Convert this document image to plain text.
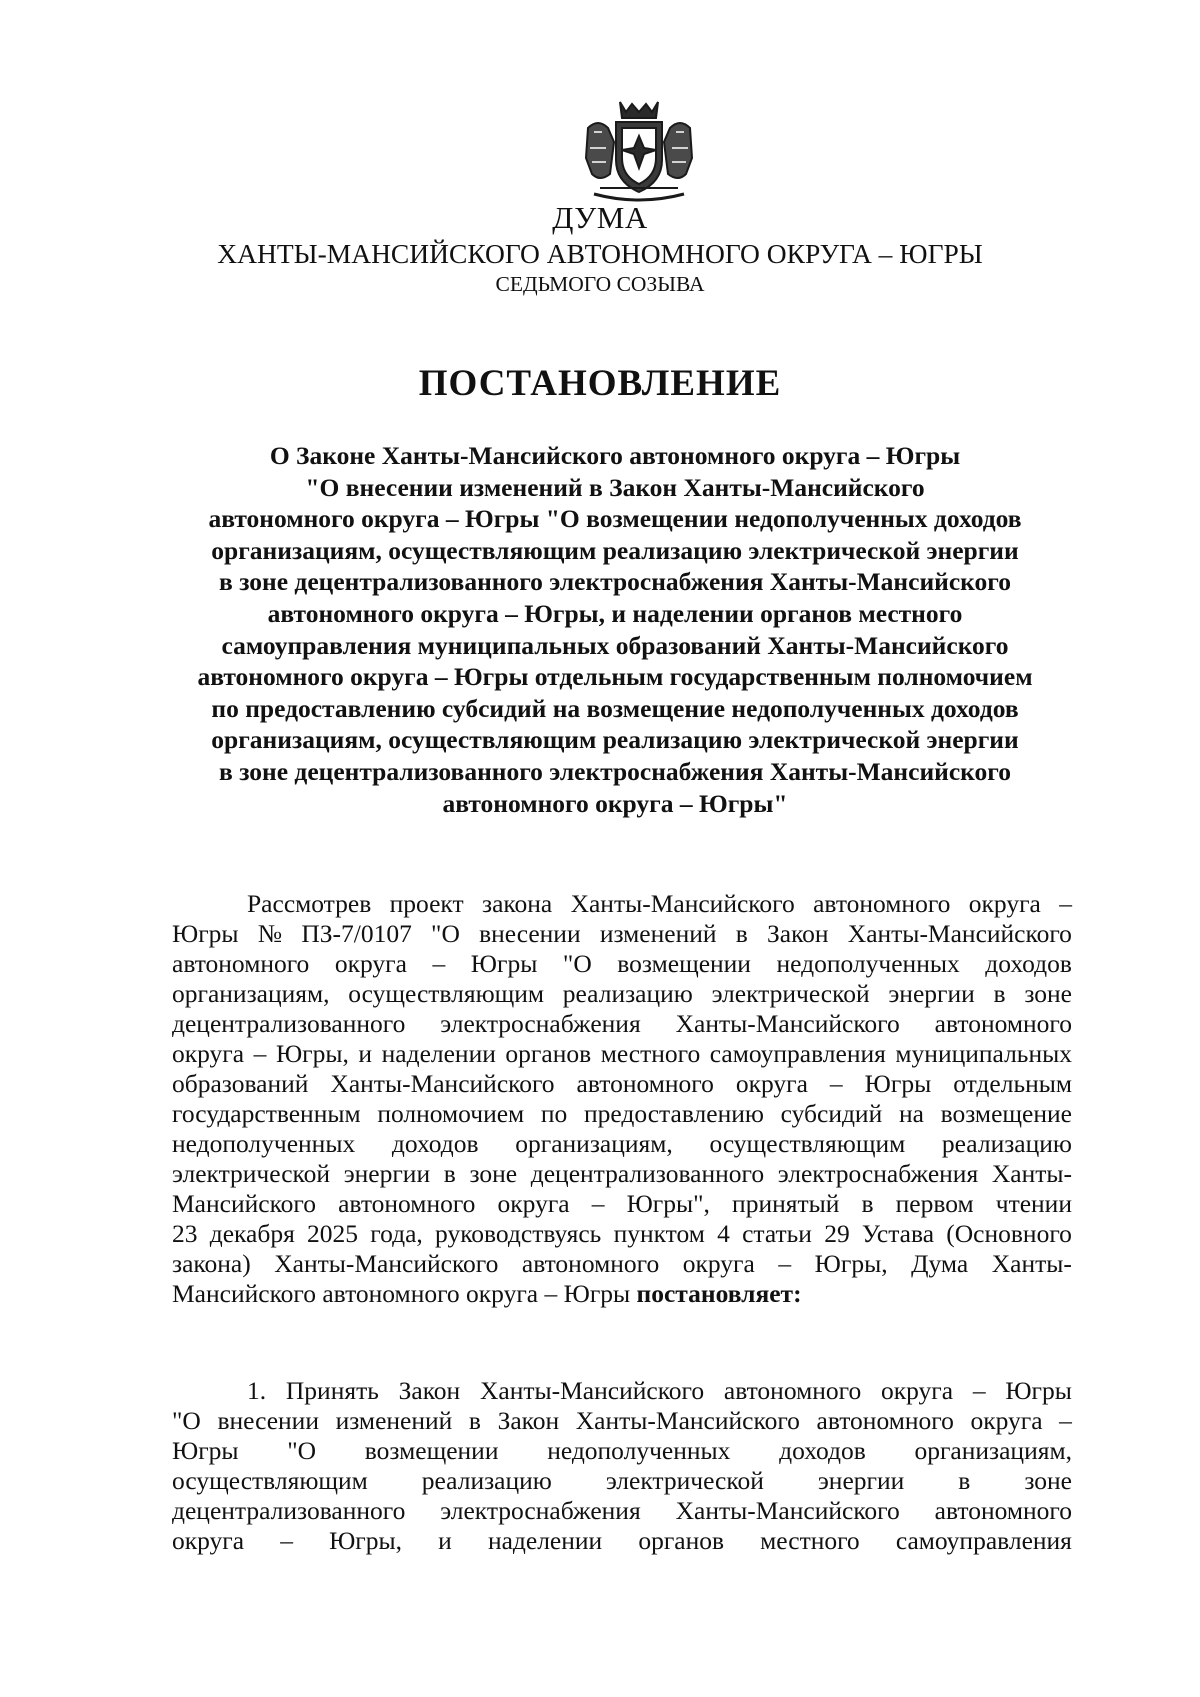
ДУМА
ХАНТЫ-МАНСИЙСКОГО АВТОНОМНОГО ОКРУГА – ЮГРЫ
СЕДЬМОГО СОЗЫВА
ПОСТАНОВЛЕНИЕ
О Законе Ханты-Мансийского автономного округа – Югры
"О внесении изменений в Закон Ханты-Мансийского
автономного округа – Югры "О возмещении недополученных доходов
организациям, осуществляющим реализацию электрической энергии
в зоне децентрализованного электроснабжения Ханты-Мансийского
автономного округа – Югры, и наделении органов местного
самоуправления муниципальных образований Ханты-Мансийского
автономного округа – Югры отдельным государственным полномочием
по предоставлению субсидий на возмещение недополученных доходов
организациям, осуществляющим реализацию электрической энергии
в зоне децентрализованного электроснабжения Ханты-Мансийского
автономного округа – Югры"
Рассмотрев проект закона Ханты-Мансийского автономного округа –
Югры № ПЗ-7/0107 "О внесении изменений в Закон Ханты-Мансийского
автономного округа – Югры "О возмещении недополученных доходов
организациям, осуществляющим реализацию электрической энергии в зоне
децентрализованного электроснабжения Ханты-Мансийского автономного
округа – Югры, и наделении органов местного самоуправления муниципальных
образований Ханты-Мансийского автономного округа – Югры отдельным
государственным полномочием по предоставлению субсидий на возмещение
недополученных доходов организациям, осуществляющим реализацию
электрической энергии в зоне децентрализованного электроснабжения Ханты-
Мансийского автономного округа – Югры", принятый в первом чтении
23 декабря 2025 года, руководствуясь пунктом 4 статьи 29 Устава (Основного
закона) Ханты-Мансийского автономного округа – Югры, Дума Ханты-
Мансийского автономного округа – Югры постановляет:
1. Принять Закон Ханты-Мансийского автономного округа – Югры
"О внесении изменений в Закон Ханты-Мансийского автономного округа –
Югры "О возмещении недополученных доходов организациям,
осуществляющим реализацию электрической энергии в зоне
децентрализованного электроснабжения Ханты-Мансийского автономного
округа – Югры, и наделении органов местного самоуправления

* * *

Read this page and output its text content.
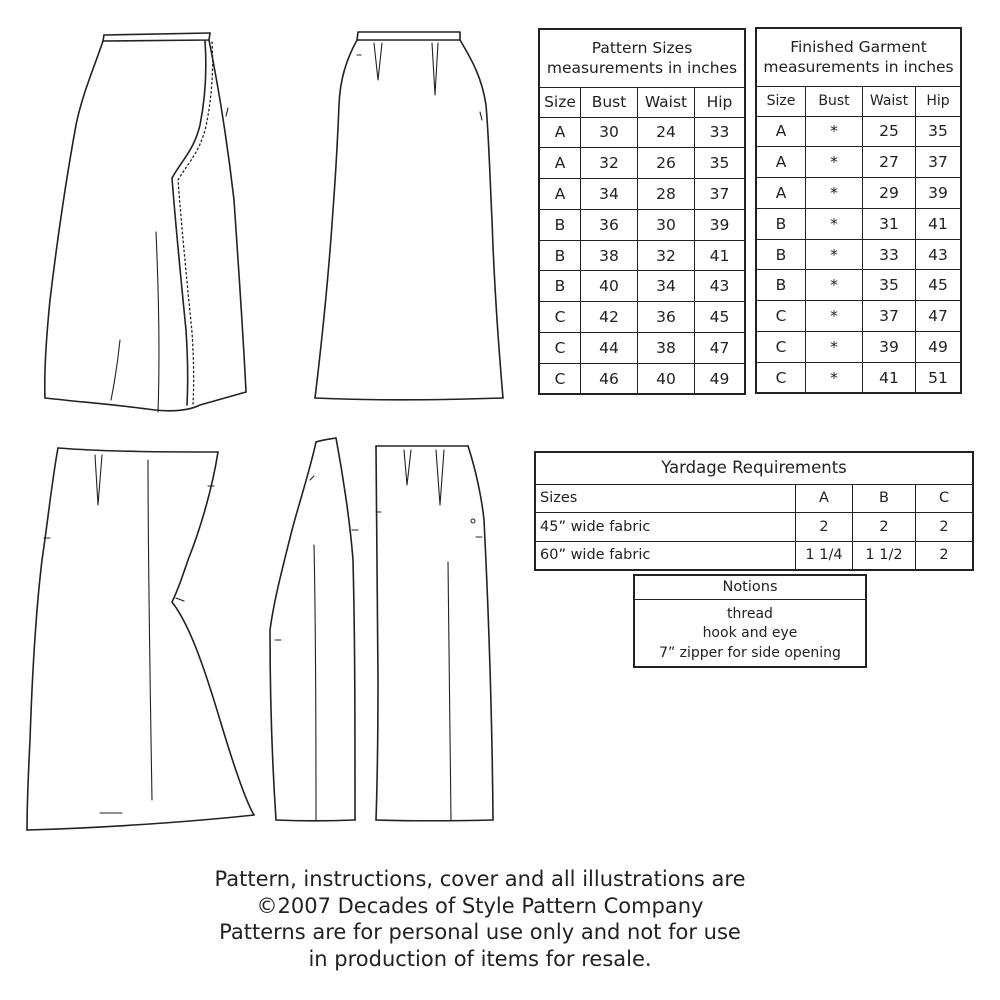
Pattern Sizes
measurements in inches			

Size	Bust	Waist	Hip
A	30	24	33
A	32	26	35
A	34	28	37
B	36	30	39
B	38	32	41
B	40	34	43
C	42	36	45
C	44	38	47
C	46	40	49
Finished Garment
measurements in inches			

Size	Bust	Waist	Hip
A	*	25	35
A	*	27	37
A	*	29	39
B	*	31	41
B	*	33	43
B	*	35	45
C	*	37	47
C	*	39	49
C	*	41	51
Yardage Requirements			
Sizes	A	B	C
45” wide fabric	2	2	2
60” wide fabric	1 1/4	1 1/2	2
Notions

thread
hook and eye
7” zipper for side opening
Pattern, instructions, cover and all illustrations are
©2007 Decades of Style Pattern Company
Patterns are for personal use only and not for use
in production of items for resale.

---

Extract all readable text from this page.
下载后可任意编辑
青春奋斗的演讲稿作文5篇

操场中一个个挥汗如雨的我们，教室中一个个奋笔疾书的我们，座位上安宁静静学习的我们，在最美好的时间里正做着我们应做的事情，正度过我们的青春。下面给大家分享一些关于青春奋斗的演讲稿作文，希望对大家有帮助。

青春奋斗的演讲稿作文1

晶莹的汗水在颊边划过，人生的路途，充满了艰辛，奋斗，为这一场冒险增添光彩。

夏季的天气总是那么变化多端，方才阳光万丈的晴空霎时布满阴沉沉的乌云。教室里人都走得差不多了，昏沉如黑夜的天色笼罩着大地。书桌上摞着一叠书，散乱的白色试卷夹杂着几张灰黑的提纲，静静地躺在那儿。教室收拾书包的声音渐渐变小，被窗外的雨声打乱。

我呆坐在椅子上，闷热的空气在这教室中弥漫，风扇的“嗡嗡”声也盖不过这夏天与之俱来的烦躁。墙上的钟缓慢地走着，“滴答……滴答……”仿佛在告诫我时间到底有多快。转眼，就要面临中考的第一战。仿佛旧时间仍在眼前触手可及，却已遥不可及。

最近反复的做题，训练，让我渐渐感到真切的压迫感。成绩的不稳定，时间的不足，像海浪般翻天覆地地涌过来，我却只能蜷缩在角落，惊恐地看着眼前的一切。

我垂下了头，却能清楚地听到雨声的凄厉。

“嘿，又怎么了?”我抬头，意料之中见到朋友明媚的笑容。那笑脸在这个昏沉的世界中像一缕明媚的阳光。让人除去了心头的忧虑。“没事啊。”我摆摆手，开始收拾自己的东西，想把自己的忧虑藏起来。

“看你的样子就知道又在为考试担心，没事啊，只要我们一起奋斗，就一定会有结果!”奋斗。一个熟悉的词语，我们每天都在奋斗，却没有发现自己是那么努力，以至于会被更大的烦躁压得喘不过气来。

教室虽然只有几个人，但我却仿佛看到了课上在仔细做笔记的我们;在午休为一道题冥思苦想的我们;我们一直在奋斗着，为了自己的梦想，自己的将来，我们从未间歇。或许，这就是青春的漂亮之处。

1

__Set task__:
Collect the lines of the records that include the string "внесении".

__Answer__:
"О внесении изменений в Закон Ханты-Мансийского
Югры № ПЗ-7/0107 "О внесении изменений в Закон Ханты-Мансийского
"О внесении изменений в Закон Ханты-Мансийского автономного округа –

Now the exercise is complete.